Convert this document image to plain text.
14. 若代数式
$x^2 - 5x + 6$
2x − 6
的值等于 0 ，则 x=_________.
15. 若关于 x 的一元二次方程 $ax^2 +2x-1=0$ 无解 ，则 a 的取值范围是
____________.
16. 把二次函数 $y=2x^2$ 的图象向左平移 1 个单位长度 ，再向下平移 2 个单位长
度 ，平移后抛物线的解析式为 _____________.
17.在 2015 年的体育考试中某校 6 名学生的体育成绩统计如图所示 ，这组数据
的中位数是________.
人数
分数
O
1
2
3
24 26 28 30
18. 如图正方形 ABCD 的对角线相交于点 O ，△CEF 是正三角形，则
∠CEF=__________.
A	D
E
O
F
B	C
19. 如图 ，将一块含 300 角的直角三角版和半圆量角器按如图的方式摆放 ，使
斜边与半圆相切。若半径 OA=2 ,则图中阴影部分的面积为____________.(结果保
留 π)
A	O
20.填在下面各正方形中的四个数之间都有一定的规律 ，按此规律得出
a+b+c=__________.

* * *

#### [What you have to do]
Retype every record above exactly as written.

#### [Answer to this exercise]
Convert this document image to plain text.
14. 若代数式
$x^2 - 5x + 6$
2x − 6
的值等于 0 ，则 x=_________.
15. 若关于 x 的一元二次方程 $ax^2 +2x-1=0$ 无解 ，则 a 的取值范围是
____________.
16. 把二次函数 $y=2x^2$ 的图象向左平移 1 个单位长度 ，再向下平移 2 个单位长
度 ，平移后抛物线的解析式为 _____________.
17.在 2015 年的体育考试中某校 6 名学生的体育成绩统计如图所示 ，这组数据
的中位数是________.
人数
分数
O
1
2
3
24 26 28 30
18. 如图正方形 ABCD 的对角线相交于点 O ，△CEF 是正三角形，则
∠CEF=__________.
A	D
E
O
F
B	C
19. 如图 ，将一块含 300 角的直角三角版和半圆量角器按如图的方式摆放 ，使
斜边与半圆相切。若半径 OA=2 ,则图中阴影部分的面积为____________.(结果保
留 π)
A	O
20.填在下面各正方形中的四个数之间都有一定的规律 ，按此规律得出
a+b+c=__________.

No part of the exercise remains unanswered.